Job
An exact reproduction of the records is required, with all images left out.

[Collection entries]
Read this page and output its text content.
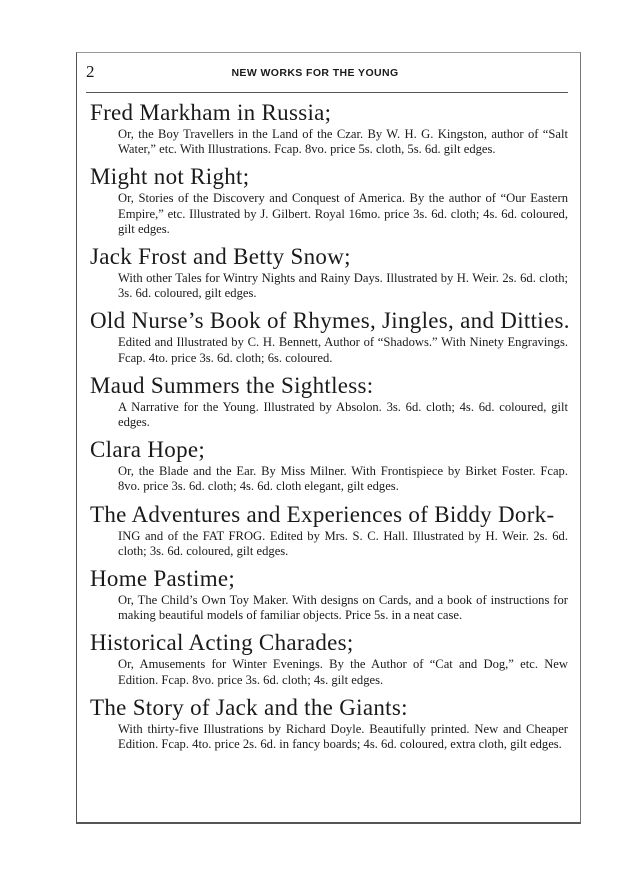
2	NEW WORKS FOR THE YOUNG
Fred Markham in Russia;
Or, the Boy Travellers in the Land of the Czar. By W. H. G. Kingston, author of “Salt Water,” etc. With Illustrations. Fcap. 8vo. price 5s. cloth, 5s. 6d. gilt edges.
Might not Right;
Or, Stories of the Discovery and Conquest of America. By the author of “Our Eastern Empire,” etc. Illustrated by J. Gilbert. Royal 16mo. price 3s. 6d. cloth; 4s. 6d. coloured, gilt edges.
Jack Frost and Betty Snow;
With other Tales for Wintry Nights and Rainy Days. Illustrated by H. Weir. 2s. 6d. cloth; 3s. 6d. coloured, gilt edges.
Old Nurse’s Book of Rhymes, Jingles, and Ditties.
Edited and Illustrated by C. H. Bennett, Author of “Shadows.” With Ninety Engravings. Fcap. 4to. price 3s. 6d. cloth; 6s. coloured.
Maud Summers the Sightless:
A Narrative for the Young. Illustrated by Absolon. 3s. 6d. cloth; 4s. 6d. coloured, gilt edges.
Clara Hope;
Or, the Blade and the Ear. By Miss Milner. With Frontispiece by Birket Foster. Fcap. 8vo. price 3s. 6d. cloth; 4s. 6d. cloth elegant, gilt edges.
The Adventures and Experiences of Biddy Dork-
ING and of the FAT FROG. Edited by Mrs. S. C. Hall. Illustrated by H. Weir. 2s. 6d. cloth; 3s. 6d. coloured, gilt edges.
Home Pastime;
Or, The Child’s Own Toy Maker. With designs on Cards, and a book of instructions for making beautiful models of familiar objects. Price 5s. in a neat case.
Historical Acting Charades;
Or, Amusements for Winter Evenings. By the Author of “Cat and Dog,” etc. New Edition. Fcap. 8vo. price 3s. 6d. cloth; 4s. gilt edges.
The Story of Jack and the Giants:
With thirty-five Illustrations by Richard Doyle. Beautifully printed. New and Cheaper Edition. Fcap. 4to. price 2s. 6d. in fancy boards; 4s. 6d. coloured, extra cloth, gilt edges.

Final result
Read this page and output its text content.
2	NEW WORKS FOR THE YOUNG
Fred Markham in Russia;
Or, the Boy Travellers in the Land of the Czar. By W. H. G. Kingston, author of “Salt Water,” etc. With Illustrations. Fcap. 8vo. price 5s. cloth, 5s. 6d. gilt edges.
Might not Right;
Or, Stories of the Discovery and Conquest of America. By the author of “Our Eastern Empire,” etc. Illustrated by J. Gilbert. Royal 16mo. price 3s. 6d. cloth; 4s. 6d. coloured, gilt edges.
Jack Frost and Betty Snow;
With other Tales for Wintry Nights and Rainy Days. Illustrated by H. Weir. 2s. 6d. cloth; 3s. 6d. coloured, gilt edges.
Old Nurse’s Book of Rhymes, Jingles, and Ditties.
Edited and Illustrated by C. H. Bennett, Author of “Shadows.” With Ninety Engravings. Fcap. 4to. price 3s. 6d. cloth; 6s. coloured.
Maud Summers the Sightless:
A Narrative for the Young. Illustrated by Absolon. 3s. 6d. cloth; 4s. 6d. coloured, gilt edges.
Clara Hope;
Or, the Blade and the Ear. By Miss Milner. With Frontispiece by Birket Foster. Fcap. 8vo. price 3s. 6d. cloth; 4s. 6d. cloth elegant, gilt edges.
The Adventures and Experiences of Biddy Dork-
ING and of the FAT FROG. Edited by Mrs. S. C. Hall. Illustrated by H. Weir. 2s. 6d. cloth; 3s. 6d. coloured, gilt edges.
Home Pastime;
Or, The Child’s Own Toy Maker. With designs on Cards, and a book of instructions for making beautiful models of familiar objects. Price 5s. in a neat case.
Historical Acting Charades;
Or, Amusements for Winter Evenings. By the Author of “Cat and Dog,” etc. New Edition. Fcap. 8vo. price 3s. 6d. cloth; 4s. gilt edges.
The Story of Jack and the Giants:
With thirty-five Illustrations by Richard Doyle. Beautifully printed. New and Cheaper Edition. Fcap. 4to. price 2s. 6d. in fancy boards; 4s. 6d. coloured, extra cloth, gilt edges.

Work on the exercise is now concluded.